**Directions for this task:** Repeat each entry in full, exactly.

**Materials provided:**
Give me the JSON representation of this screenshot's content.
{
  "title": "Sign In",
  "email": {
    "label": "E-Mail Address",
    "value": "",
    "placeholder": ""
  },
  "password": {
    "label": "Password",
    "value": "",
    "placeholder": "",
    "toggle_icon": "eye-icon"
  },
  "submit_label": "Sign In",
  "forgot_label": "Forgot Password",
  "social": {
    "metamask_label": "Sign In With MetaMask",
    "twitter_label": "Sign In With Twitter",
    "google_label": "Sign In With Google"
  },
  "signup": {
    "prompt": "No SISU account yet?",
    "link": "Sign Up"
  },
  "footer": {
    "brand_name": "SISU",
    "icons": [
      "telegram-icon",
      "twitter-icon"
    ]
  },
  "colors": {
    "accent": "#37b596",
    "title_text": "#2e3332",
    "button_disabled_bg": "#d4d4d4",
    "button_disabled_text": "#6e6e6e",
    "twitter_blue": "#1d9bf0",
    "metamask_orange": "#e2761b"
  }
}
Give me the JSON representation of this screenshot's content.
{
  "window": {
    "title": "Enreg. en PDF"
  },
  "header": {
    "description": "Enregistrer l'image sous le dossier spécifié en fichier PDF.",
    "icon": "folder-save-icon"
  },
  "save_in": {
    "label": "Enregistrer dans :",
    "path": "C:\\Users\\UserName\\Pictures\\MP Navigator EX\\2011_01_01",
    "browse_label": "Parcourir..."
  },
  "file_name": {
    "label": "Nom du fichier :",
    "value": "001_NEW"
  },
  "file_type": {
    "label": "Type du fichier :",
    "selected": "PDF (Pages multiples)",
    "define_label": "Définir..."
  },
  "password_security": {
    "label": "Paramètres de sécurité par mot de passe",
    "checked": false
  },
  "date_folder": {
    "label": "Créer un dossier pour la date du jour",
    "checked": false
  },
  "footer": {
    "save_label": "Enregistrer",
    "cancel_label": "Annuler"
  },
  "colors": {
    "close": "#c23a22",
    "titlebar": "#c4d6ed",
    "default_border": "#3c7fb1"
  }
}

**Worked solution:**
Give me the JSON representation of this screenshot's content.
{
  "title": "Sign In",
  "email": {
    "label": "E-Mail Address",
    "value": "",
    "placeholder": ""
  },
  "password": {
    "label": "Password",
    "value": "",
    "placeholder": "",
    "toggle_icon": "eye-icon"
  },
  "submit_label": "Sign In",
  "forgot_label": "Forgot Password",
  "social": {
    "metamask_label": "Sign In With MetaMask",
    "twitter_label": "Sign In With Twitter",
    "google_label": "Sign In With Google"
  },
  "signup": {
    "prompt": "No SISU account yet?",
    "link": "Sign Up"
  },
  "footer": {
    "brand_name": "SISU",
    "icons": [
      "telegram-icon",
      "twitter-icon"
    ]
  },
  "colors": {
    "accent": "#37b596",
    "title_text": "#2e3332",
    "button_disabled_bg": "#d4d4d4",
    "button_disabled_text": "#6e6e6e",
    "twitter_blue": "#1d9bf0",
    "metamask_orange": "#e2761b"
  }
}
Give me the JSON representation of this screenshot's content.
{
  "window": {
    "title": "Enreg. en PDF"
  },
  "header": {
    "description": "Enregistrer l'image sous le dossier spécifié en fichier PDF.",
    "icon": "folder-save-icon"
  },
  "save_in": {
    "label": "Enregistrer dans :",
    "path": "C:\\Users\\UserName\\Pictures\\MP Navigator EX\\2011_01_01",
    "browse_label": "Parcourir..."
  },
  "file_name": {
    "label": "Nom du fichier :",
    "value": "001_NEW"
  },
  "file_type": {
    "label": "Type du fichier :",
    "selected": "PDF (Pages multiples)",
    "define_label": "Définir..."
  },
  "password_security": {
    "label": "Paramètres de sécurité par mot de passe",
    "checked": false
  },
  "date_folder": {
    "label": "Créer un dossier pour la date du jour",
    "checked": false
  },
  "footer": {
    "save_label": "Enregistrer",
    "cancel_label": "Annuler"
  },
  "colors": {
    "close": "#c23a22",
    "titlebar": "#c4d6ed",
    "default_border": "#3c7fb1"
  }
}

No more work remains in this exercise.